# TASK REQUIREMENTS
Pull out the lines of the material that begin at the one containing "stat-d: 17 xyxy=(435,108,448,121)" and end after the one containing "player-row[interactable]: ★ dojca", and reproduce each line unchanged.

[Start of DATA PROVIDED]

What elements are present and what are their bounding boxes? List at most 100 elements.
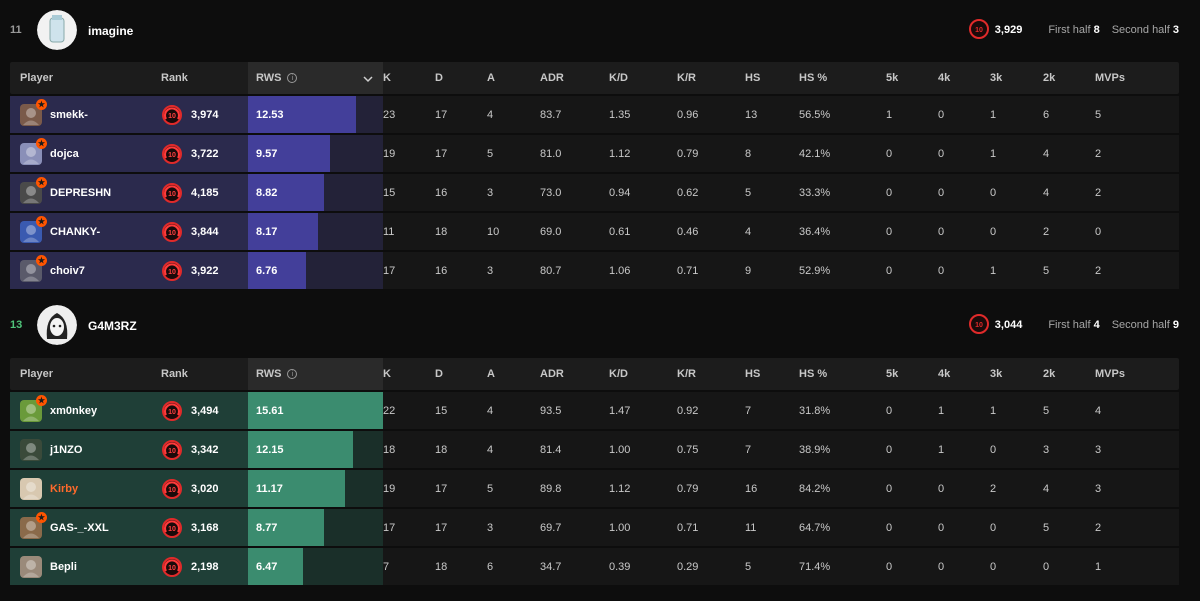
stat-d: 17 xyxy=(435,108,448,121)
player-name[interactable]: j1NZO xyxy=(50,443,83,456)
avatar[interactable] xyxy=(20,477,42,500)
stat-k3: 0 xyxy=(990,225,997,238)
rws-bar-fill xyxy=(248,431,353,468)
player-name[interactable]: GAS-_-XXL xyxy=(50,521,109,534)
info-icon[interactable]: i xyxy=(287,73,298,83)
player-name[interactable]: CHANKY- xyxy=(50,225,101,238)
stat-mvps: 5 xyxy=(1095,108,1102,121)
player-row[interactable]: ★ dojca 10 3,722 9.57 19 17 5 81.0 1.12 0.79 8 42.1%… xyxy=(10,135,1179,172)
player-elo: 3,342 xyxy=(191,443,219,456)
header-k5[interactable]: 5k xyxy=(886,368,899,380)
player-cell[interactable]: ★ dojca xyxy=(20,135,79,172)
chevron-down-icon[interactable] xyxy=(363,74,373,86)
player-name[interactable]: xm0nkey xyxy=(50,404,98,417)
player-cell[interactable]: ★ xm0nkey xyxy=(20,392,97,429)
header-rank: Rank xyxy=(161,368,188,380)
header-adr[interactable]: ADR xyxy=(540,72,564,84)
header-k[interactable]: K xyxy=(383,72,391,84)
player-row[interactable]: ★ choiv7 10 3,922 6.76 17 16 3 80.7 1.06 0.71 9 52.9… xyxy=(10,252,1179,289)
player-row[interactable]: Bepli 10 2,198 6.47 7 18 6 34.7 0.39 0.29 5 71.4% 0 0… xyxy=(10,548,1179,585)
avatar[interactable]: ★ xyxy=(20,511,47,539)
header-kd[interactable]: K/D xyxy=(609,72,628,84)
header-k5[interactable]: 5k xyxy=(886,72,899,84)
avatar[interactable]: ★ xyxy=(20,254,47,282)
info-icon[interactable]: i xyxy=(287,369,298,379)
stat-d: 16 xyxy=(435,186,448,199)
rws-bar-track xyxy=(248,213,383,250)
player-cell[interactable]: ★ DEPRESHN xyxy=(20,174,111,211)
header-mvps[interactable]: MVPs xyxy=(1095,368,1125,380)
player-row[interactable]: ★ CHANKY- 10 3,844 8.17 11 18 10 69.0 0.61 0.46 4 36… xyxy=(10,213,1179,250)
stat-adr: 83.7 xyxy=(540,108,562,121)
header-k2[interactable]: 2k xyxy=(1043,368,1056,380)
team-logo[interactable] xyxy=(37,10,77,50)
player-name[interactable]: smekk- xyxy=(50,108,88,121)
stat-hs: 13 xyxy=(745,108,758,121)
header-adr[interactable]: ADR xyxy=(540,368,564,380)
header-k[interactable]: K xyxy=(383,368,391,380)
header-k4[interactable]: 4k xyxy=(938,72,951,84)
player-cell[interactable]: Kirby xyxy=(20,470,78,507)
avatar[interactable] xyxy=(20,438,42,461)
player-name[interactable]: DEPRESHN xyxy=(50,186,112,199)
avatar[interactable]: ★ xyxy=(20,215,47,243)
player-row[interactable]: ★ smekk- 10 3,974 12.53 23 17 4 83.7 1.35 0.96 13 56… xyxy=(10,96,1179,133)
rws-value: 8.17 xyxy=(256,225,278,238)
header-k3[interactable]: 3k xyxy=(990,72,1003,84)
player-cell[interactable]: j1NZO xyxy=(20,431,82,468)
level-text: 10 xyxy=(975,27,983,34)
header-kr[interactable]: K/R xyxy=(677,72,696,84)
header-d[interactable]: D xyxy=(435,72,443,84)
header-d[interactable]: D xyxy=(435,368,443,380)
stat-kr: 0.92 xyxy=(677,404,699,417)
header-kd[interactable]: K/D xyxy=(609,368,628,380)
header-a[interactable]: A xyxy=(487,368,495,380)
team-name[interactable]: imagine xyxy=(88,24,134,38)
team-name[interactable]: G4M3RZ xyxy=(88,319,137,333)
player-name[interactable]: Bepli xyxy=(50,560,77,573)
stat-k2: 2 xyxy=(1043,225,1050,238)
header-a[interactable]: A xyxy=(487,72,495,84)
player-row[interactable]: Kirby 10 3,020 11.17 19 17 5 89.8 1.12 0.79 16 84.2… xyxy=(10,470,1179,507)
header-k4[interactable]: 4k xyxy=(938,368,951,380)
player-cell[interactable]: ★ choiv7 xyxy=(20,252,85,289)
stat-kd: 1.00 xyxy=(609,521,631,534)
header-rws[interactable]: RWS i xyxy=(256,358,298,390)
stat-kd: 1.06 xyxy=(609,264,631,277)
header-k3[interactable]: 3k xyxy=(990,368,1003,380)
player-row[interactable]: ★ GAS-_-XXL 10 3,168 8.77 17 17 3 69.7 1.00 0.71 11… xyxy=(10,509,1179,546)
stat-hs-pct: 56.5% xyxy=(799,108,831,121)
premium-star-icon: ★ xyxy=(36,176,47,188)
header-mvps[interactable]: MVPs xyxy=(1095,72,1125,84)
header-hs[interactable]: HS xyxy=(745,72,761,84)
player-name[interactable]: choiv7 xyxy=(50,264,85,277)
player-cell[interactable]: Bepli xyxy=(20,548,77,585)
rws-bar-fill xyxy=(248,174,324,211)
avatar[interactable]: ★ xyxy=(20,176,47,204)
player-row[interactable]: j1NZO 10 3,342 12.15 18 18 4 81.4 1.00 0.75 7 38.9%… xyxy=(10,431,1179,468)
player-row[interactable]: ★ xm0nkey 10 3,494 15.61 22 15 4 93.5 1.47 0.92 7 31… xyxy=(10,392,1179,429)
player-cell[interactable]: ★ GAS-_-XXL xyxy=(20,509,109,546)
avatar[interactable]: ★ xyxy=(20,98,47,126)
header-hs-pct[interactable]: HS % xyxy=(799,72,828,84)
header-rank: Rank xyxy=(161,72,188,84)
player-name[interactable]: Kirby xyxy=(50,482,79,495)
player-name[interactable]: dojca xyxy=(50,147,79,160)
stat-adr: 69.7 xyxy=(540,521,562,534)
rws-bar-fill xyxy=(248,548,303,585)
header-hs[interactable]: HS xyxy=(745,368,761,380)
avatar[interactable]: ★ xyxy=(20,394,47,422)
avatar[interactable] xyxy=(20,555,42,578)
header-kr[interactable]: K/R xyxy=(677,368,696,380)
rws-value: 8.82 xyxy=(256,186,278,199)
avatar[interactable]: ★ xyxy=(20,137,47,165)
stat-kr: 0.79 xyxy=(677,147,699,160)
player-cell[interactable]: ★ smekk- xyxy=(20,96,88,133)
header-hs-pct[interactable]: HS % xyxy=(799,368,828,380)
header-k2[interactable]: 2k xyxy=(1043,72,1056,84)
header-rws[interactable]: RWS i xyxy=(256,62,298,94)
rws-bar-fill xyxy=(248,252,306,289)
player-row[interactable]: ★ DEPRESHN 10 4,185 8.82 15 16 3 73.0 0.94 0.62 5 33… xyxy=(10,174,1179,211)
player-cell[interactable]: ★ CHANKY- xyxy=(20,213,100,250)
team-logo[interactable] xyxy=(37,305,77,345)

[End of DATA PROVIDED]
[Start of DATA PROVIDED]

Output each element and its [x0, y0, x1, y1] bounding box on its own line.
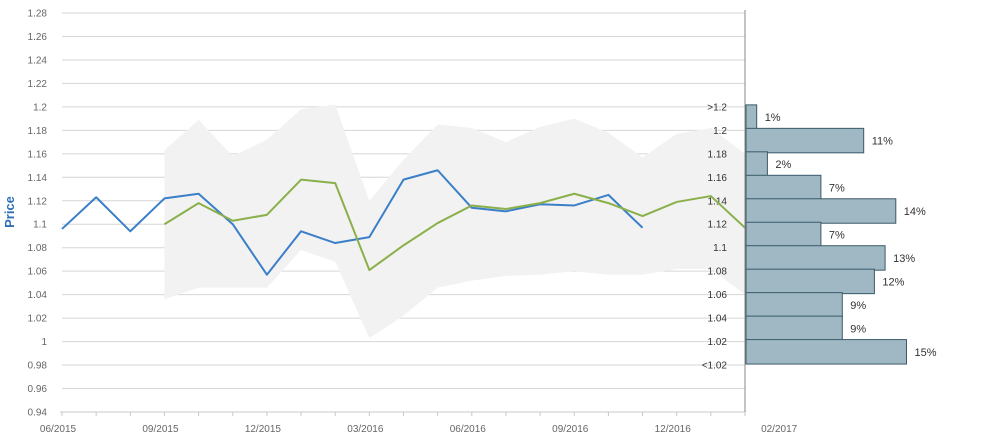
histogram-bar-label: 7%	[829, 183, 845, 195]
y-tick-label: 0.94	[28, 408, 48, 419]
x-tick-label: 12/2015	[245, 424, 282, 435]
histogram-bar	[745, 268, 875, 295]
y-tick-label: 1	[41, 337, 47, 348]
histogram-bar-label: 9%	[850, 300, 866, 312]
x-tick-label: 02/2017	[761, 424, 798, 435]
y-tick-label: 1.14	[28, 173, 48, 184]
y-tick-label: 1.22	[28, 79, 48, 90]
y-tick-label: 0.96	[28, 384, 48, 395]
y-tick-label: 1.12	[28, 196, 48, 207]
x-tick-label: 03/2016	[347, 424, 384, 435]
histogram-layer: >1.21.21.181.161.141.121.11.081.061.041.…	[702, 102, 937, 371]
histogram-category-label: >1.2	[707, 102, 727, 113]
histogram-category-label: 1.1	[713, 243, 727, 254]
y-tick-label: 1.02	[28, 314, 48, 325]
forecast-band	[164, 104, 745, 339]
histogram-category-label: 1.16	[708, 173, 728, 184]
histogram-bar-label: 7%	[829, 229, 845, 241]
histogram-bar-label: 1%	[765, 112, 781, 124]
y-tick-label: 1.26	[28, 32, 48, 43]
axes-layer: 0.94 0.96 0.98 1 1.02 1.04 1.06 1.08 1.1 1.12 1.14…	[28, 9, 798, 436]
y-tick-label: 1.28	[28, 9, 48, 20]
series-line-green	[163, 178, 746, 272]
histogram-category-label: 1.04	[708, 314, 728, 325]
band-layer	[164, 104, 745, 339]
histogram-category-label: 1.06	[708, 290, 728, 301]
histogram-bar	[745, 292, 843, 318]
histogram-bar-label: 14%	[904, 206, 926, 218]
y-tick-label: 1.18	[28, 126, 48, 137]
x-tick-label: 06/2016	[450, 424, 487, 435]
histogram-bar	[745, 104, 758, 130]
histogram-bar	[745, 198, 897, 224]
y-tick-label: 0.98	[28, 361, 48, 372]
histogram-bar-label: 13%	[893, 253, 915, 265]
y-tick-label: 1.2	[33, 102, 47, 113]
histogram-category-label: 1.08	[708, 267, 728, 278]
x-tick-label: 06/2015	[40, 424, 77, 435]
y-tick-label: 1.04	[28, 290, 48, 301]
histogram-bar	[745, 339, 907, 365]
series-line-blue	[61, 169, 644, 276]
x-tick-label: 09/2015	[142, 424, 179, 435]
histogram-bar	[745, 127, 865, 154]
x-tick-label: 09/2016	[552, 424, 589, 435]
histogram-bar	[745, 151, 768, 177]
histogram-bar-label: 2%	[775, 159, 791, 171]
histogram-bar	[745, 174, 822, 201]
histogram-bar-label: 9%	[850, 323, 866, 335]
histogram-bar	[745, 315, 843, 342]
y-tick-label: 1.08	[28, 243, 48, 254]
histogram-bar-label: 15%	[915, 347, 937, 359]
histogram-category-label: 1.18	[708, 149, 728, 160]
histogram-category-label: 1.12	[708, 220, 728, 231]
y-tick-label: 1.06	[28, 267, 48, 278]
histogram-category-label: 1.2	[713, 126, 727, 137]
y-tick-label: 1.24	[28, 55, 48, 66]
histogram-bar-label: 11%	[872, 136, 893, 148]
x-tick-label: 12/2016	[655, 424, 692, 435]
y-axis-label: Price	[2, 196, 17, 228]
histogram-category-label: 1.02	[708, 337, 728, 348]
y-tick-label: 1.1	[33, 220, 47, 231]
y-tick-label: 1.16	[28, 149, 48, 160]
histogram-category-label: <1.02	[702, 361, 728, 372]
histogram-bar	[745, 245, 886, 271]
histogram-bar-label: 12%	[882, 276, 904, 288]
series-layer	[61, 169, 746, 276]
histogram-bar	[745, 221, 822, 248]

[End of DATA PROVIDED]

# PROBLEM SOLUTION
stat-d: 17 xyxy=(435,108,448,121)
player-name[interactable]: j1NZO xyxy=(50,443,83,456)
avatar[interactable] xyxy=(20,477,42,500)
stat-k3: 0 xyxy=(990,225,997,238)
rws-bar-fill xyxy=(248,431,353,468)
player-name[interactable]: GAS-_-XXL xyxy=(50,521,109,534)
info-icon[interactable]: i xyxy=(287,73,298,83)
player-name[interactable]: CHANKY- xyxy=(50,225,101,238)
stat-mvps: 5 xyxy=(1095,108,1102,121)
player-row[interactable]: ★ dojca 10 3,722 9.57 19 17 5 81.0 1.12 0.79 8 42.1%… xyxy=(10,135,1179,172)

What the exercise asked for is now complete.